Similarly, consider a situation in which the data coming from the sensors are at constant rate (δ) for any unit interval, i.e., the number of data within a unit time is constant over time. Based on the probability theory, we know that such event probability distribution can be modeled as exponential distribution, with the probability distribution function given below:

V (t) = 1 - e^{- λ t}, t \geq 0

(15)

Substitute k, C(t), and V(t) in (11), we have

E [T] = \int_{0}^{\infty} e^{- n λ t} d t = \frac{1}{λ} \cdot \frac{1}{n}

(16)

Therefore, though the probability distribution functions for voting time are different, if all the sensors are truthful, increasing n, i.e., the number of resources, reduces the expected time to obtain assured votes.

Exercise task —
In the excerpt on sensor voting time, what happens when n, the number of resources, is increased and all the sensors are truthful?

A run of records:
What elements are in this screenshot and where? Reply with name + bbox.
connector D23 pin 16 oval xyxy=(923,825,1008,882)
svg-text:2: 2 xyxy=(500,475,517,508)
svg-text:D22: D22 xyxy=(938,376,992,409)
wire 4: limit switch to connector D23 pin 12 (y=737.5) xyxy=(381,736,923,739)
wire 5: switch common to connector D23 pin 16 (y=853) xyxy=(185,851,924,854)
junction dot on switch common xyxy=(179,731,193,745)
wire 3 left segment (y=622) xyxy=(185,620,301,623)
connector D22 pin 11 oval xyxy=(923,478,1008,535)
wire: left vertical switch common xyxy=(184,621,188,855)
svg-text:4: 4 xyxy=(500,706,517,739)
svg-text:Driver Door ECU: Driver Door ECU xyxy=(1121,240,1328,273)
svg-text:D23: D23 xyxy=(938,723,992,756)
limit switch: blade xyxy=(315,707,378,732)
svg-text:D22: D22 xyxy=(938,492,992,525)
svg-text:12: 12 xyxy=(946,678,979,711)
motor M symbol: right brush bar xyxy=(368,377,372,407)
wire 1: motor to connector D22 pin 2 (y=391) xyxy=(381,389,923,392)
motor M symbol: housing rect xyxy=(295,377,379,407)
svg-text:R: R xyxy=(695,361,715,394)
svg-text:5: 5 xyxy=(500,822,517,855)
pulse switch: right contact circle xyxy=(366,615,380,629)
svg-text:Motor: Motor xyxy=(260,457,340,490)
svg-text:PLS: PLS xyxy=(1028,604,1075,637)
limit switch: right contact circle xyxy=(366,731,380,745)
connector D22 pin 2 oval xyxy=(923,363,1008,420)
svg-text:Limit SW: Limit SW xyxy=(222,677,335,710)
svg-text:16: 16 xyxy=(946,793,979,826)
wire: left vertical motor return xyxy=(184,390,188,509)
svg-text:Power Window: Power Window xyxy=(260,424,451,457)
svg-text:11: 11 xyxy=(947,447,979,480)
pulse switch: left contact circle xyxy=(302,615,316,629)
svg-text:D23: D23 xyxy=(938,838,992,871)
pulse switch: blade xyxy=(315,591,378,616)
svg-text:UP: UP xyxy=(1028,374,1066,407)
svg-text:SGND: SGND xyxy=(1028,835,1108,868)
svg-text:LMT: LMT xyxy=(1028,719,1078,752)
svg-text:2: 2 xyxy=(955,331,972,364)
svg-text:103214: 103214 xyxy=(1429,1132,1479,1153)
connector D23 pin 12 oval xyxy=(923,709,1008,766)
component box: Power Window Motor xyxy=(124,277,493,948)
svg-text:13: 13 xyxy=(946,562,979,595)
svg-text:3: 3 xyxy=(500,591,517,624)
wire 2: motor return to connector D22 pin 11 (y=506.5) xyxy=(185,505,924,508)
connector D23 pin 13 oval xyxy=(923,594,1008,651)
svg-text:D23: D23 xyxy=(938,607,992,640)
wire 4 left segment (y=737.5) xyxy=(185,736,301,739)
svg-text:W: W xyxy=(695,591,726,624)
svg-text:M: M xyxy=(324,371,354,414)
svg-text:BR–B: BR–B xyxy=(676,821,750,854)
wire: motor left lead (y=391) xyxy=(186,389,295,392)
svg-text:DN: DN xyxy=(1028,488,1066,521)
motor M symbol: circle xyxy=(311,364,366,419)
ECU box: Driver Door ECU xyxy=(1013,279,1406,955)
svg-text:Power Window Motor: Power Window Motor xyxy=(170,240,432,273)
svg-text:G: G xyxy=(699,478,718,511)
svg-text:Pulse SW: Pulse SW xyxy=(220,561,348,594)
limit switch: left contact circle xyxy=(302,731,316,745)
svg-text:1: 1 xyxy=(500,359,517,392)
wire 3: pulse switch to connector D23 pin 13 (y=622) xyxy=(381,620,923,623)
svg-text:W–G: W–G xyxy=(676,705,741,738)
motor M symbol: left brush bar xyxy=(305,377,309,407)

Written answer —
Increasing n reduces the expected time to obtain assured votes.